**Written request:**
Set down all of the data exactly as it appears.

**Record set:**
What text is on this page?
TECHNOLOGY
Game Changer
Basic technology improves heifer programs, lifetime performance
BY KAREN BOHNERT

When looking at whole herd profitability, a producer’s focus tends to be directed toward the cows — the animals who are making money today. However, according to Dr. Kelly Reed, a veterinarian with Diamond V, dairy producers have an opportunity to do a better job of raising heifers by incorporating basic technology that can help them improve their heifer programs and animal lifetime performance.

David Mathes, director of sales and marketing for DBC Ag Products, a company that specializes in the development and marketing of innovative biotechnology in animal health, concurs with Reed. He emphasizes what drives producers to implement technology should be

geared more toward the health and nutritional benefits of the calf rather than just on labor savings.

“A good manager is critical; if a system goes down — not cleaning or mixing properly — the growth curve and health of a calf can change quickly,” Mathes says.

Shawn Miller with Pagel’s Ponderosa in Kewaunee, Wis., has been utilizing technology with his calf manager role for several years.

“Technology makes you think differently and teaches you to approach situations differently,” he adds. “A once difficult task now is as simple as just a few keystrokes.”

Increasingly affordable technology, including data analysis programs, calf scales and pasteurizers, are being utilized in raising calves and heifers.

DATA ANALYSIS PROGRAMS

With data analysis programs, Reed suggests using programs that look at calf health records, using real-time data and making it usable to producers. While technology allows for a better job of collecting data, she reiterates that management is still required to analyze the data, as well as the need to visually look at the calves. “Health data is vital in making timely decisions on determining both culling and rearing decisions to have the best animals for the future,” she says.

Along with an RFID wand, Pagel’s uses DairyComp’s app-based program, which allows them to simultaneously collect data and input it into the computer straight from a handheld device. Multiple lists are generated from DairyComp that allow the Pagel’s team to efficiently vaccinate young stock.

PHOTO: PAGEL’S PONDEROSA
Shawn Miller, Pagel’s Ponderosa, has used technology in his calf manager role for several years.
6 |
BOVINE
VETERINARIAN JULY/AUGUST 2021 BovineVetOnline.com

**Answer to this task:**
What text is on this page?
TECHNOLOGY
Game Changer
Basic technology improves heifer programs, lifetime performance
BY KAREN BOHNERT

When looking at whole herd profitability, a producer’s focus tends to be directed toward the cows — the animals who are making money today. However, according to Dr. Kelly Reed, a veterinarian with Diamond V, dairy producers have an opportunity to do a better job of raising heifers by incorporating basic technology that can help them improve their heifer programs and animal lifetime performance.

David Mathes, director of sales and marketing for DBC Ag Products, a company that specializes in the development and marketing of innovative biotechnology in animal health, concurs with Reed. He emphasizes what drives producers to implement technology should be

geared more toward the health and nutritional benefits of the calf rather than just on labor savings.

“A good manager is critical; if a system goes down — not cleaning or mixing properly — the growth curve and health of a calf can change quickly,” Mathes says.

Shawn Miller with Pagel’s Ponderosa in Kewaunee, Wis., has been utilizing technology with his calf manager role for several years.

“Technology makes you think differently and teaches you to approach situations differently,” he adds. “A once difficult task now is as simple as just a few keystrokes.”

Increasingly affordable technology, including data analysis programs, calf scales and pasteurizers, are being utilized in raising calves and heifers.

DATA ANALYSIS PROGRAMS

With data analysis programs, Reed suggests using programs that look at calf health records, using real-time data and making it usable to producers. While technology allows for a better job of collecting data, she reiterates that management is still required to analyze the data, as well as the need to visually look at the calves. “Health data is vital in making timely decisions on determining both culling and rearing decisions to have the best animals for the future,” she says.

Along with an RFID wand, Pagel’s uses DairyComp’s app-based program, which allows them to simultaneously collect data and input it into the computer straight from a handheld device. Multiple lists are generated from DairyComp that allow the Pagel’s team to efficiently vaccinate young stock.

PHOTO: PAGEL’S PONDEROSA
Shawn Miller, Pagel’s Ponderosa, has used technology in his calf manager role for several years.
6 |
BOVINE
VETERINARIAN JULY/AUGUST 2021 BovineVetOnline.com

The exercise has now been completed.